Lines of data
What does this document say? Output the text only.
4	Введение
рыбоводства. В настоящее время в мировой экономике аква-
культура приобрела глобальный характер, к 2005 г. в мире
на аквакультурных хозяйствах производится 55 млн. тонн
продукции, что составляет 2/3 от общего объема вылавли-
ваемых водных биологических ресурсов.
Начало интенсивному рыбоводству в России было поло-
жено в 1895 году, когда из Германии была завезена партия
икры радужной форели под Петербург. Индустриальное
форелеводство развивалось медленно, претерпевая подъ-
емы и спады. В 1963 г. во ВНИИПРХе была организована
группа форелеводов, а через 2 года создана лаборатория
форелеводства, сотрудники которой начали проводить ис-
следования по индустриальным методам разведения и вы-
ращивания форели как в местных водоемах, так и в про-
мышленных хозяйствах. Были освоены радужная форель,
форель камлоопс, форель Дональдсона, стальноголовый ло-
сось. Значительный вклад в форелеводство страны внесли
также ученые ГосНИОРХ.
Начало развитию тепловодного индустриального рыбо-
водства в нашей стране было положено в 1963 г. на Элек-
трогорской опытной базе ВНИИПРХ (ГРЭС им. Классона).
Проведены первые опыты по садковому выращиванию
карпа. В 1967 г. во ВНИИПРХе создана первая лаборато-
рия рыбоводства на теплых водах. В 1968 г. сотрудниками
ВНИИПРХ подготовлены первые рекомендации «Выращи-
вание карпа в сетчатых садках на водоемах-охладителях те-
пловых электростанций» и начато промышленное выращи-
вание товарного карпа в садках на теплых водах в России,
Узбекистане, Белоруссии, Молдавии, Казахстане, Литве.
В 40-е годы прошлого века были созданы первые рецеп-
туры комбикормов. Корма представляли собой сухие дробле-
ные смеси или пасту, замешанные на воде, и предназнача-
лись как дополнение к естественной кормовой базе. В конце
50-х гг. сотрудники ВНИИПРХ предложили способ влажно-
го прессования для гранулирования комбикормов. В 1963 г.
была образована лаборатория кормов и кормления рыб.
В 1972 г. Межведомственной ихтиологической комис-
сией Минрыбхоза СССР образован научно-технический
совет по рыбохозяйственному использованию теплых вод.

EXERCISE TASK: Pull out every line above that holds the word "сотрудники".

EXERCISE ANSWER:
форелеводства, сотрудники которой начали проводить ис-
50-х гг. сотрудники ВНИИПРХ предложили способ влажно-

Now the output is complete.